* begin Available data *

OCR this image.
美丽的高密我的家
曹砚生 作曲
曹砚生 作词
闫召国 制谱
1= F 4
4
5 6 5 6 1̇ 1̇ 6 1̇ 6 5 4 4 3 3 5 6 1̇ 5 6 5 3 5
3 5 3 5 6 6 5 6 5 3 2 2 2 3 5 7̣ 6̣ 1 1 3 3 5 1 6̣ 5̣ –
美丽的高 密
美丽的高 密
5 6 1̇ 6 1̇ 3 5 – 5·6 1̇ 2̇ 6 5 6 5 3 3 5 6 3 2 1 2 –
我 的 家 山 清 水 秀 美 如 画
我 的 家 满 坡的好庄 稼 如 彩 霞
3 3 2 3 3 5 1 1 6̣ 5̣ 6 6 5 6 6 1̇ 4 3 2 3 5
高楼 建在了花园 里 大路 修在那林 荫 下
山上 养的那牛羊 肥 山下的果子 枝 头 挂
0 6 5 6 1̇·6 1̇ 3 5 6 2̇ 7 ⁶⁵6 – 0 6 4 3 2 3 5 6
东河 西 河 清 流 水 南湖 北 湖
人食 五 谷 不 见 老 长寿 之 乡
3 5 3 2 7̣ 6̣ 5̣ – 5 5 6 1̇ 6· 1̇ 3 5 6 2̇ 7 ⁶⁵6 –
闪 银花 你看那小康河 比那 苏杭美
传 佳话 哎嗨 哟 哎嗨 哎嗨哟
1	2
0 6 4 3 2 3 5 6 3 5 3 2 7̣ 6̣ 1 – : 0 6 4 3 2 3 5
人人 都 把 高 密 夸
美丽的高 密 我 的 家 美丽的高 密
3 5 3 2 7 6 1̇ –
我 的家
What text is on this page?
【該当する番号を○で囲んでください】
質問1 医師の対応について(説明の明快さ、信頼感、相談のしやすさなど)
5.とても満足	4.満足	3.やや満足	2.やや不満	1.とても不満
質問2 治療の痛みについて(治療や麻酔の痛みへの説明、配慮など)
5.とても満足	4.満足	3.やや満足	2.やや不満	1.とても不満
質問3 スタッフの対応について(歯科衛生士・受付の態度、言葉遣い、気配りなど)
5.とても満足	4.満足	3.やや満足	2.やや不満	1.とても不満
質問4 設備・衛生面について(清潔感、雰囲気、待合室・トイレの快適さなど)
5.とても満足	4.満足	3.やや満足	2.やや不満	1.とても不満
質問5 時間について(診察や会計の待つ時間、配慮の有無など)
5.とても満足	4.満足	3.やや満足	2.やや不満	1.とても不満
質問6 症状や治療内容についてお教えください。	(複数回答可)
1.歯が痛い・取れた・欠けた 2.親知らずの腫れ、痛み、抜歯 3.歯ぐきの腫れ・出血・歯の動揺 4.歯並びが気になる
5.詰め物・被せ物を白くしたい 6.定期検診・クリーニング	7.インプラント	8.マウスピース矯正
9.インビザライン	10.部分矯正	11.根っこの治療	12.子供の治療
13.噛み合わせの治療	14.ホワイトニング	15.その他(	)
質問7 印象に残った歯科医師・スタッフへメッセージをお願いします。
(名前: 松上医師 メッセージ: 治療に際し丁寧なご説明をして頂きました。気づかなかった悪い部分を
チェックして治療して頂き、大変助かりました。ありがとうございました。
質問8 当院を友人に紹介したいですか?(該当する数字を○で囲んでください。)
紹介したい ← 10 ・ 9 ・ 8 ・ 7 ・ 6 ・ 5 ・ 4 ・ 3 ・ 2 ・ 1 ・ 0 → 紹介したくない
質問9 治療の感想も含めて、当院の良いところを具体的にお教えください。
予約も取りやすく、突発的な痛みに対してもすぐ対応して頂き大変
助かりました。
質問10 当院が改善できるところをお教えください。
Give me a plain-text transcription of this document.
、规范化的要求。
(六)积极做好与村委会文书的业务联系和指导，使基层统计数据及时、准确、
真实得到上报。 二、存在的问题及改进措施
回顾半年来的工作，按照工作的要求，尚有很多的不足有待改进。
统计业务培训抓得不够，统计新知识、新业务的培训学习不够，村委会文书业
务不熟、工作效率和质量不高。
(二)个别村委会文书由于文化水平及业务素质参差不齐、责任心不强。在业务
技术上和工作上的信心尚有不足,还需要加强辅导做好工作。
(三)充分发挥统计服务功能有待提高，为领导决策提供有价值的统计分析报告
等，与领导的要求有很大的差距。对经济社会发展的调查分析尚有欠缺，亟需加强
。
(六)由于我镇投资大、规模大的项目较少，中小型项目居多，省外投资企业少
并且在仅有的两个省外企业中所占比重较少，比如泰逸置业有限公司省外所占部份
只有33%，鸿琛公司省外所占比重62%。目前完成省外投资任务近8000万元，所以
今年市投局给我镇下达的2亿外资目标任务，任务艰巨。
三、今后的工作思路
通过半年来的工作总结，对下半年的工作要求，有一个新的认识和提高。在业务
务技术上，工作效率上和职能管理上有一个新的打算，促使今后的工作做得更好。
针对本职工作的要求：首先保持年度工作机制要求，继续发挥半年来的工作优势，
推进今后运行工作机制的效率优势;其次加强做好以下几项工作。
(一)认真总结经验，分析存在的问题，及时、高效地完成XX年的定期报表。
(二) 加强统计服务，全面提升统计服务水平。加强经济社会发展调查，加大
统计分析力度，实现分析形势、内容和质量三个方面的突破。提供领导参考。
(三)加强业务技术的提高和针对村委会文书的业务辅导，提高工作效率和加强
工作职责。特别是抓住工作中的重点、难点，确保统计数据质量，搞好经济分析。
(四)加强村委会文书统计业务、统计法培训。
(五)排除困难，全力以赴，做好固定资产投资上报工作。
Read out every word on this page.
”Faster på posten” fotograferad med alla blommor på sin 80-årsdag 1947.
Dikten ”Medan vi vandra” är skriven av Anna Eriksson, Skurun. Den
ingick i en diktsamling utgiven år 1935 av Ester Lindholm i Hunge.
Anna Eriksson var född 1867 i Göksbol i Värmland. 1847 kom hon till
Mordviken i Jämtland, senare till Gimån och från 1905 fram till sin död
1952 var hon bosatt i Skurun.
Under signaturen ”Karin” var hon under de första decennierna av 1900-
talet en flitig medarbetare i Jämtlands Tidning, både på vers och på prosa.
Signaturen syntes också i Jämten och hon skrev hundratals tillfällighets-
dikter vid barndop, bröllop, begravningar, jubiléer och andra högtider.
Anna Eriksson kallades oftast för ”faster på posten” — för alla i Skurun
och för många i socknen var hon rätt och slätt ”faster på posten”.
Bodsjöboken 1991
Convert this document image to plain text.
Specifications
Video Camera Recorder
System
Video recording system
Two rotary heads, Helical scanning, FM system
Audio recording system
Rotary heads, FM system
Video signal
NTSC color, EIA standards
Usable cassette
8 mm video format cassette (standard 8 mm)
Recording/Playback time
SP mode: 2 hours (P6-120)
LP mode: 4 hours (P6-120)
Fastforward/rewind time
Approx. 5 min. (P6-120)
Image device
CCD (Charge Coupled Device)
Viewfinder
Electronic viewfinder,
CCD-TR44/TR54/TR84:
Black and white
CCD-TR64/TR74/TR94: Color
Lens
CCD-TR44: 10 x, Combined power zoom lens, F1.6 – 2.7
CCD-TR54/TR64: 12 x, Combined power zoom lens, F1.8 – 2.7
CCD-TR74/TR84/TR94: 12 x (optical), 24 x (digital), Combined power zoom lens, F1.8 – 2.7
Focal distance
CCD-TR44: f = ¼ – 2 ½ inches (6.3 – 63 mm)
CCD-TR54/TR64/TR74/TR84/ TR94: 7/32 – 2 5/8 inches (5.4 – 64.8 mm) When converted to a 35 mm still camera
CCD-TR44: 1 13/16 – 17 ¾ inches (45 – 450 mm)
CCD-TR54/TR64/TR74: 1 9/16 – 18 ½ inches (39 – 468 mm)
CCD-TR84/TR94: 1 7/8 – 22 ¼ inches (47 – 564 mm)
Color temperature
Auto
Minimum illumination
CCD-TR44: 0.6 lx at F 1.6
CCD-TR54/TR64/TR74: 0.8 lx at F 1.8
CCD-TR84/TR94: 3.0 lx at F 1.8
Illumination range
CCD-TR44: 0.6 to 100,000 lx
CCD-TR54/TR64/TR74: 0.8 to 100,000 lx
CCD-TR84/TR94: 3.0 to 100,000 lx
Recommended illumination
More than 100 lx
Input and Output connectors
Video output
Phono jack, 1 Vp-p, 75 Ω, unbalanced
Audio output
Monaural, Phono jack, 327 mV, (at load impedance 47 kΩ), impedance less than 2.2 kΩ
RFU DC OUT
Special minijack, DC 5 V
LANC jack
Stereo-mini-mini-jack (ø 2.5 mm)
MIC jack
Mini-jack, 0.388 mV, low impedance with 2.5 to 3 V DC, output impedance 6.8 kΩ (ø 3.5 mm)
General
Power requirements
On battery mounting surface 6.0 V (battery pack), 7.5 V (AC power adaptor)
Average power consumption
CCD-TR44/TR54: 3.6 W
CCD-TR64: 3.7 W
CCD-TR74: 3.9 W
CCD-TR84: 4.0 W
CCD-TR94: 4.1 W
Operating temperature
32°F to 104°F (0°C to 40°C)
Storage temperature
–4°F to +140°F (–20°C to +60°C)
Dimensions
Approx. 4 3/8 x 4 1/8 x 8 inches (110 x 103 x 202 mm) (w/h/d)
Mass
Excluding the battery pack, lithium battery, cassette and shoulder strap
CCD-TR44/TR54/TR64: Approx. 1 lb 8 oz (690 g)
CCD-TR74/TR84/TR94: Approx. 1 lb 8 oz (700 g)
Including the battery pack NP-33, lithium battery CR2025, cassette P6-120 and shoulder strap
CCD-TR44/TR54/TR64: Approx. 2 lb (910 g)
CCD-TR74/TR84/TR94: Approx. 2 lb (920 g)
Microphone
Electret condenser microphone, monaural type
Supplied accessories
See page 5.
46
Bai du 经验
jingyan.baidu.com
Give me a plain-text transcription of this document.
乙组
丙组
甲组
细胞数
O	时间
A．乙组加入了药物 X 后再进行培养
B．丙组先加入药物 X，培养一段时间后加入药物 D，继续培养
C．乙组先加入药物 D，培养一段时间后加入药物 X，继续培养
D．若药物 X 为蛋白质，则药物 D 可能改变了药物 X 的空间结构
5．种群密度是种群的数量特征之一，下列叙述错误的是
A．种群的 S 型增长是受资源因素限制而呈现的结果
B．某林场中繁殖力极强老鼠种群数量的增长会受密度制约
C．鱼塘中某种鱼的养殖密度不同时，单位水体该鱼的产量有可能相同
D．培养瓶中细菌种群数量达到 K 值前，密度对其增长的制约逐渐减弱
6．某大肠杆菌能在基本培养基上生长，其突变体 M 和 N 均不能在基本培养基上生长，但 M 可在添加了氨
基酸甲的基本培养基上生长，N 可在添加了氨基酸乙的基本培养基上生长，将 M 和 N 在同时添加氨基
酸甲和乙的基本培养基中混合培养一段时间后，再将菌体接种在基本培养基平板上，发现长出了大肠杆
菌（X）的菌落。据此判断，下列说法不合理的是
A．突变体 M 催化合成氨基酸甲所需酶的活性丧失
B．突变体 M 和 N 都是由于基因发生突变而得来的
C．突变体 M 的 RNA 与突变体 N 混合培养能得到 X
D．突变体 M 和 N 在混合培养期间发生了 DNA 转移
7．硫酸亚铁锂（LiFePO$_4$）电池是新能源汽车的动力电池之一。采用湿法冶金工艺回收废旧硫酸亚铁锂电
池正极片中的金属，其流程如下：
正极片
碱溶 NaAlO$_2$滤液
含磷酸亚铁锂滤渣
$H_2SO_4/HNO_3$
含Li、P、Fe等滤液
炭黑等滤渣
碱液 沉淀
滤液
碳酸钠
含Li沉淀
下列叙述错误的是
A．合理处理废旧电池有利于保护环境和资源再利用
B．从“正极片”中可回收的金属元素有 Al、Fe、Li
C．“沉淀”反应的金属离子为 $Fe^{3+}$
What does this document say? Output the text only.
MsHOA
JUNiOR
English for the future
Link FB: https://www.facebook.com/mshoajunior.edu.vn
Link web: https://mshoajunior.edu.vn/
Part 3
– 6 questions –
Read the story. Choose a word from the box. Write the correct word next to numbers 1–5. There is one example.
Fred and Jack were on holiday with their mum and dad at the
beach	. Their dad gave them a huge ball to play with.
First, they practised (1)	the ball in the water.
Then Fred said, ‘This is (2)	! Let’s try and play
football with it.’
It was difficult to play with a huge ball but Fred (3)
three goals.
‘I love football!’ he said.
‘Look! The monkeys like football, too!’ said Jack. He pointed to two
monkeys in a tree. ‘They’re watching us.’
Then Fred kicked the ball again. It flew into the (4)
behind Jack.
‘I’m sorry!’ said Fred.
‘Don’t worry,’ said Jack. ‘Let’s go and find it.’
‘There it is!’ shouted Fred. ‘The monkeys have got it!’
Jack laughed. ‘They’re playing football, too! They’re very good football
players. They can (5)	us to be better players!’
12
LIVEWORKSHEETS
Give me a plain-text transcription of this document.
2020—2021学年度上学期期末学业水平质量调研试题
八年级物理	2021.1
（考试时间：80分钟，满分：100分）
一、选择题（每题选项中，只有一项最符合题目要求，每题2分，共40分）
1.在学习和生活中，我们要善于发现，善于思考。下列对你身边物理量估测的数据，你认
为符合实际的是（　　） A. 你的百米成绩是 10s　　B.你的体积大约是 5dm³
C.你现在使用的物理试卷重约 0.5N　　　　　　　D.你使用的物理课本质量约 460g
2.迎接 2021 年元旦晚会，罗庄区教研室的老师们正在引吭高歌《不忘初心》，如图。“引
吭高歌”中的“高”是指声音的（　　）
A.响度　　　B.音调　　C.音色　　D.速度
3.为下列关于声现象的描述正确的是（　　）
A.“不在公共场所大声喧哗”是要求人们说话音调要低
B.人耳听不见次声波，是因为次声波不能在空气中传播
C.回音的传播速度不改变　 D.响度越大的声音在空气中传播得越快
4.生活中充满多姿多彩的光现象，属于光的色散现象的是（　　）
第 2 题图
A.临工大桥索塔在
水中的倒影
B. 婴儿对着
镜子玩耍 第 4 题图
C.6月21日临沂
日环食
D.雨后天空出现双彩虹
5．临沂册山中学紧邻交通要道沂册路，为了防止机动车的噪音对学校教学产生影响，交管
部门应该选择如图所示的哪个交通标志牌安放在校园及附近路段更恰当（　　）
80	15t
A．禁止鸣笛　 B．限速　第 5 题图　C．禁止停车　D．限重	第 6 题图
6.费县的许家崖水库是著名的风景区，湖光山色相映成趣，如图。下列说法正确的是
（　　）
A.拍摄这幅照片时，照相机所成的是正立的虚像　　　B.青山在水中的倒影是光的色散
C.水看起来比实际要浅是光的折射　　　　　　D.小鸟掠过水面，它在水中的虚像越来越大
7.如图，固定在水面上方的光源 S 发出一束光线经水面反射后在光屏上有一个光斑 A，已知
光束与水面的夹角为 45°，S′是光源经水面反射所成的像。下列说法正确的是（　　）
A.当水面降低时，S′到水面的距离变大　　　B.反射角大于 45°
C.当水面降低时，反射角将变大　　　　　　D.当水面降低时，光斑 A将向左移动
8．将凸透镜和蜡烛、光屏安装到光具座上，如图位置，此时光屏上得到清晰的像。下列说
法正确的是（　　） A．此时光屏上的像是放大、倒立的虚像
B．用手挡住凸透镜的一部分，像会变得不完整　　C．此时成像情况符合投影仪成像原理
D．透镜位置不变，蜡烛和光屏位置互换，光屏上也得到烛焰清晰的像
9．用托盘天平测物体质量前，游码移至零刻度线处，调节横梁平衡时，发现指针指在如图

* end Available data *

Look for the word "https" in every line of the listing and copy the lines that have it.

### Exercise solution
Link FB: https://www.facebook.com/mshoajunior.edu.vn
Link web: https://mshoajunior.edu.vn/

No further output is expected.